— The request —
Make an exact copy of the lines, leaving the pictures out.

Data records
[BEGIN]

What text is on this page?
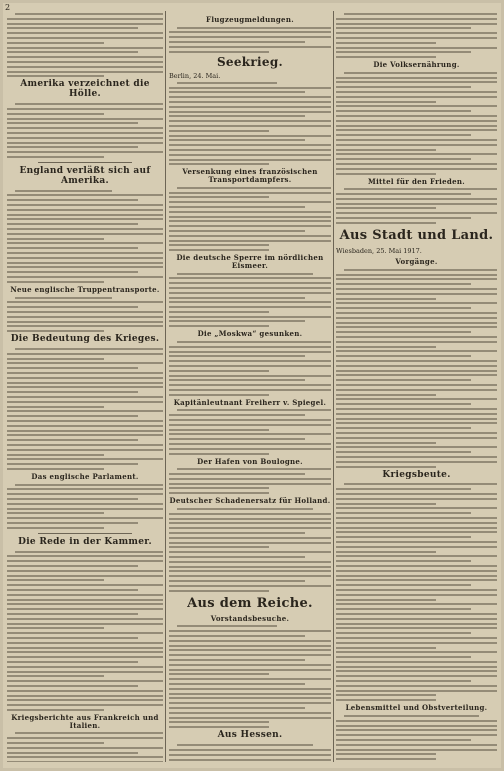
2
Amerika verzeichnet die Hölle.
England verläßt sich auf Amerika.
Neue englische Truppentransporte.
Die Bedeutung des Krieges.
Das englische Parlament.
Die Rede in der Kammer.
Kriegsberichte aus Frankreich und Italien.
Flugzeugmeldungen.
Seekrieg.
Berlin, 24. Mai.
Versenkung eines französischen Transportdampfers.
Die deutsche Sperre im nördlichen Eismeer.
Die „Moskwa“ gesunken.
Kapitänleutnant Freiherr v. Spiegel.
Der Hafen von Boulogne.
Deutscher Schadenersatz für Holland.
Aus dem Reiche.
Vorstandsbesuche.
Aus Hessen.
Die Volksernährung.
Mittel für den Frieden.
Aus Stadt und Land.
Wiesbaden, 25. Mai 1917.
Vorgänge.
Kriegsbeute.
Lebensmittel und Obstverteilung.
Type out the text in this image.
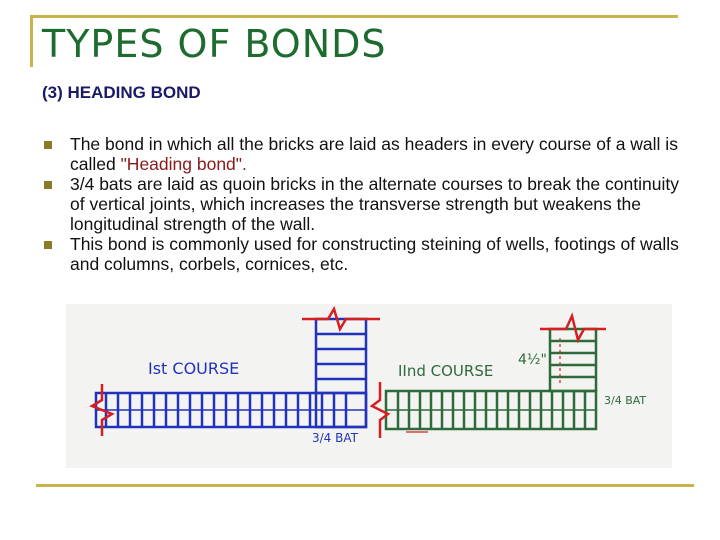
TYPES OF BONDS
(3) HEADING BOND
The bond in which all the bricks are laid as headers in every course of a wall is called "Heading bond".
3/4 bats are laid as quoin bricks in the alternate courses to break the continuity of vertical joints, which increases the transverse strength but weakens the longitudinal strength of the wall.
This bond is commonly used for constructing steining of wells, footings of walls and columns, corbels, cornices, etc.
Ist COURSE
3/4 BAT
IInd COURSE
4½"
3/4 BAT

[END]

— Task output —
What text is on this page?
2
Amerika verzeichnet die Hölle.
England verläßt sich auf Amerika.
Neue englische Truppentransporte.
Die Bedeutung des Krieges.
Das englische Parlament.
Die Rede in der Kammer.
Kriegsberichte aus Frankreich und Italien.
Flugzeugmeldungen.
Seekrieg.
Berlin, 24. Mai.
Versenkung eines französischen Transportdampfers.
Die deutsche Sperre im nördlichen Eismeer.
Die „Moskwa“ gesunken.
Kapitänleutnant Freiherr v. Spiegel.
Der Hafen von Boulogne.
Deutscher Schadenersatz für Holland.
Aus dem Reiche.
Vorstandsbesuche.
Aus Hessen.
Die Volksernährung.
Mittel für den Frieden.
Aus Stadt und Land.
Wiesbaden, 25. Mai 1917.
Vorgänge.
Kriegsbeute.
Lebensmittel und Obstverteilung.
Type out the text in this image.
TYPES OF BONDS
(3) HEADING BOND
The bond in which all the bricks are laid as headers in every course of a wall is called "Heading bond".
3/4 bats are laid as quoin bricks in the alternate courses to break the continuity of vertical joints, which increases the transverse strength but weakens the longitudinal strength of the wall.
This bond is commonly used for constructing steining of wells, footings of walls and columns, corbels, cornices, etc.
Ist COURSE
3/4 BAT
IInd COURSE
4½"
3/4 BAT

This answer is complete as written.